What is required> Search the material for the string "kişi" and copy each line where it occurs.

Data listing>
☆ ☆ ☆ ☆
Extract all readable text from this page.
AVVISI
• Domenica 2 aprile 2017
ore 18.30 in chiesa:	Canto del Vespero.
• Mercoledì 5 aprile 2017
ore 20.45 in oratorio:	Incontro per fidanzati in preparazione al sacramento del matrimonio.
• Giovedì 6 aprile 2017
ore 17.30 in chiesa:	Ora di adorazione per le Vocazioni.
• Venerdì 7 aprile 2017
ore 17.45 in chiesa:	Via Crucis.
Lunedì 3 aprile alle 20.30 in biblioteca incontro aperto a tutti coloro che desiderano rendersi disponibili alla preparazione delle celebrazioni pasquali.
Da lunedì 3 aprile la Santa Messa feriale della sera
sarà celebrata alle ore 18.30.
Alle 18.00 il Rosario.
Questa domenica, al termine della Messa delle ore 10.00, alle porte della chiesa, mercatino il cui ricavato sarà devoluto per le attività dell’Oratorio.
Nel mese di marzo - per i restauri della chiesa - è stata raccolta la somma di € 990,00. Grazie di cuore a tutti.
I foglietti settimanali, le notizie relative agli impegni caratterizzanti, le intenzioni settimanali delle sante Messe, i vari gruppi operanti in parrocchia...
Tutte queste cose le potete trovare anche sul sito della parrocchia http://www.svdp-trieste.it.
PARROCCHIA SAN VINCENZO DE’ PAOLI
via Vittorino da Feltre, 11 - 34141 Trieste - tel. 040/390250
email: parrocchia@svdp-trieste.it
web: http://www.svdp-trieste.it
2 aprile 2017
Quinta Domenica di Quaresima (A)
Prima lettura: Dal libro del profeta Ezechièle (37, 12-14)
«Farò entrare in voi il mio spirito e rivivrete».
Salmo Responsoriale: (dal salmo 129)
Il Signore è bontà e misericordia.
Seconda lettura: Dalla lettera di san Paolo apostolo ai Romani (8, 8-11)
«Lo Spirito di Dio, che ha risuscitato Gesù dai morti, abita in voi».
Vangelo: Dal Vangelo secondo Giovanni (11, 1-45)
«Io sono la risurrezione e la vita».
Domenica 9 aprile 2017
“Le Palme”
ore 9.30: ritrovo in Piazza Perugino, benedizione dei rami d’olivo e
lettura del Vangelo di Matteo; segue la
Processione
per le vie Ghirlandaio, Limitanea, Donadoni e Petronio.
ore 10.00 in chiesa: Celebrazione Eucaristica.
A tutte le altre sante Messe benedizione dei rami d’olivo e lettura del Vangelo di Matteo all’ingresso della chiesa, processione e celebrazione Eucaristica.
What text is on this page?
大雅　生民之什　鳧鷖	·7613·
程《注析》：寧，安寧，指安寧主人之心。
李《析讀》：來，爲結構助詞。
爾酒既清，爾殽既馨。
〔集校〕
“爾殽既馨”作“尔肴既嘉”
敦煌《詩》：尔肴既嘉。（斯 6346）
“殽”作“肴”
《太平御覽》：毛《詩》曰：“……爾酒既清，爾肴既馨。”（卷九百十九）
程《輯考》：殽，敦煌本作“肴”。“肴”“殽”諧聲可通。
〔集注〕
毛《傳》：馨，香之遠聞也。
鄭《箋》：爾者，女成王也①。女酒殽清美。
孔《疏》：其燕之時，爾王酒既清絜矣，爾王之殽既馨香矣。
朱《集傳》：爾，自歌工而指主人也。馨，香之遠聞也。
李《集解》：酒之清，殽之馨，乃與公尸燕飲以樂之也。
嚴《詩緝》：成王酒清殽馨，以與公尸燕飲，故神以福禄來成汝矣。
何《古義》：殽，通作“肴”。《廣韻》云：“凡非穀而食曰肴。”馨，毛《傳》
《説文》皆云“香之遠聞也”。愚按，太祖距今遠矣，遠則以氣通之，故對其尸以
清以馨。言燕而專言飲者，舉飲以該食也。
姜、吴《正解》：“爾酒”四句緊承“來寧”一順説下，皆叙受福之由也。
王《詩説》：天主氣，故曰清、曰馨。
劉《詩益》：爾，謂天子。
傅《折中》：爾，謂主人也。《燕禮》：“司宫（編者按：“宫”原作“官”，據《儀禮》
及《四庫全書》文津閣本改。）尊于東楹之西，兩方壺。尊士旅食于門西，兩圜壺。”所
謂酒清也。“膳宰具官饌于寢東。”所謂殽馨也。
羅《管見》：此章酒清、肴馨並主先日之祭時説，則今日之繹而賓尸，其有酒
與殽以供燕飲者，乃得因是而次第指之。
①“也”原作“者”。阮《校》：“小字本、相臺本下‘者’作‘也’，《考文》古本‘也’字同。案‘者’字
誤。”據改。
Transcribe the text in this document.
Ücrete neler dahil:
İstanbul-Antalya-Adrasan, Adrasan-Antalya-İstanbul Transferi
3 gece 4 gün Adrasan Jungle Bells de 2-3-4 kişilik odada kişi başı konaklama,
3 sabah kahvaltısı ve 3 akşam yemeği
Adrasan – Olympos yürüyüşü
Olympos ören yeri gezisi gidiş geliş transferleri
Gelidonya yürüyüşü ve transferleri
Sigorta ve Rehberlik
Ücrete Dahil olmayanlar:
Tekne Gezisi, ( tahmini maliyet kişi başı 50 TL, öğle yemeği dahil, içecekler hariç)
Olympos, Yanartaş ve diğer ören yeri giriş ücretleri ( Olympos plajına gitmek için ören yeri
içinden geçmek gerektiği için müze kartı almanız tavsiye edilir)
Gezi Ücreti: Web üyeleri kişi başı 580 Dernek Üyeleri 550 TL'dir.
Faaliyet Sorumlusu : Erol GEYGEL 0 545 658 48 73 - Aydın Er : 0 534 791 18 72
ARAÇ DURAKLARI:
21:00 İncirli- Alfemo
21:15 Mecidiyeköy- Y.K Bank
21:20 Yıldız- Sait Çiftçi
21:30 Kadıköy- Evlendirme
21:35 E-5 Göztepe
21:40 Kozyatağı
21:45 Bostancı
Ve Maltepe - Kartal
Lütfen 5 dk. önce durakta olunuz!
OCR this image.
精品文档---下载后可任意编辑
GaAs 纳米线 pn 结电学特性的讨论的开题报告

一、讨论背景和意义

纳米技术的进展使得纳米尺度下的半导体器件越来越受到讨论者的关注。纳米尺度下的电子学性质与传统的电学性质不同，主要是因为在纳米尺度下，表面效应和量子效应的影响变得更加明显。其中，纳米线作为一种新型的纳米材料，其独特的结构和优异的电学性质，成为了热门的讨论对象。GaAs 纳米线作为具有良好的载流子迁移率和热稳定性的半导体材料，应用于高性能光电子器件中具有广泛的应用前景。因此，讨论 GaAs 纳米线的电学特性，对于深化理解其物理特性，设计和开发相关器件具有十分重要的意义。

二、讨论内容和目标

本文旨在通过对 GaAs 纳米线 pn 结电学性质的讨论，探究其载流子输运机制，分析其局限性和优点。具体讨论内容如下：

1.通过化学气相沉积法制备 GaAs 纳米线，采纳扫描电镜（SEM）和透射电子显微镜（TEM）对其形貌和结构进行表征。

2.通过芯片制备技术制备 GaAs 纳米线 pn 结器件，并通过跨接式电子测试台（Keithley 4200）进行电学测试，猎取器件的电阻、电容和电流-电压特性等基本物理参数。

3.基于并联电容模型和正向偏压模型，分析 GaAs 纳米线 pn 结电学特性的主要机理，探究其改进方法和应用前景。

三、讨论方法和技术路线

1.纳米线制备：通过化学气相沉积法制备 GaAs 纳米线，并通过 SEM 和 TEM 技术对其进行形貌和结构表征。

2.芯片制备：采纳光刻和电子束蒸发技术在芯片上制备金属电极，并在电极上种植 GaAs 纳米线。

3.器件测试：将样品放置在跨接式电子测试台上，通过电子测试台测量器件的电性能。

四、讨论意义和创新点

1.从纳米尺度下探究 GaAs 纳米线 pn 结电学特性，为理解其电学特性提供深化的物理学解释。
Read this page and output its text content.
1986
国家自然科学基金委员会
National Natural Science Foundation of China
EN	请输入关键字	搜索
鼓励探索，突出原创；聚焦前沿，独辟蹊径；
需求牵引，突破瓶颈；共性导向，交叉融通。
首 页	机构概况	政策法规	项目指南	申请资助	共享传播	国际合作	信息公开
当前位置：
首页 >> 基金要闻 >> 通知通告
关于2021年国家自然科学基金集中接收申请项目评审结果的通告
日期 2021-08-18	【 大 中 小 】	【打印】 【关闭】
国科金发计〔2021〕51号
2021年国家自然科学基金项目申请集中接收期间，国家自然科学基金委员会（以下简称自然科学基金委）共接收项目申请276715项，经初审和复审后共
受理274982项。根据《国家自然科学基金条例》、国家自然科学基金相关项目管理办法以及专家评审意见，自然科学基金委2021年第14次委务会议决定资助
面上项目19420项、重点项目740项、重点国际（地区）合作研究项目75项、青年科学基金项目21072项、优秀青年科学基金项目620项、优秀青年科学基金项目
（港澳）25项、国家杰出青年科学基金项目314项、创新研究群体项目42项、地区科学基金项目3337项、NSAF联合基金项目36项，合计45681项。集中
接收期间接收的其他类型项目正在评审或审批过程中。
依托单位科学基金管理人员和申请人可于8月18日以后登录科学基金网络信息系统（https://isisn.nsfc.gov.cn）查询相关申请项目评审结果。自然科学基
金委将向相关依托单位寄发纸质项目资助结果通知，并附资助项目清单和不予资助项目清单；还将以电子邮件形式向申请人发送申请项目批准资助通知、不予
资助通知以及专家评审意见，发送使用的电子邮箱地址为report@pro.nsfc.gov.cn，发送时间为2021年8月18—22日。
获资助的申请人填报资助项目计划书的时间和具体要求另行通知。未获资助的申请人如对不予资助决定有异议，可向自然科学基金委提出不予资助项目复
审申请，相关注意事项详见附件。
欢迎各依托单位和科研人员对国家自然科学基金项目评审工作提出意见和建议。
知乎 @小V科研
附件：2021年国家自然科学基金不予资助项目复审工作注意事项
☆ ☆ ☆ ☆
Solution to this task>
3 gece 4 gün Adrasan Jungle Bells de 2-3-4 kişilik odada kişi başı konaklama,
Tekne Gezisi, ( tahmini maliyet kişi başı 50 TL, öğle yemeği dahil, içecekler hariç)
Gezi Ücreti: Web üyeleri kişi başı 580 Dernek Üyeleri 550 TL'dir.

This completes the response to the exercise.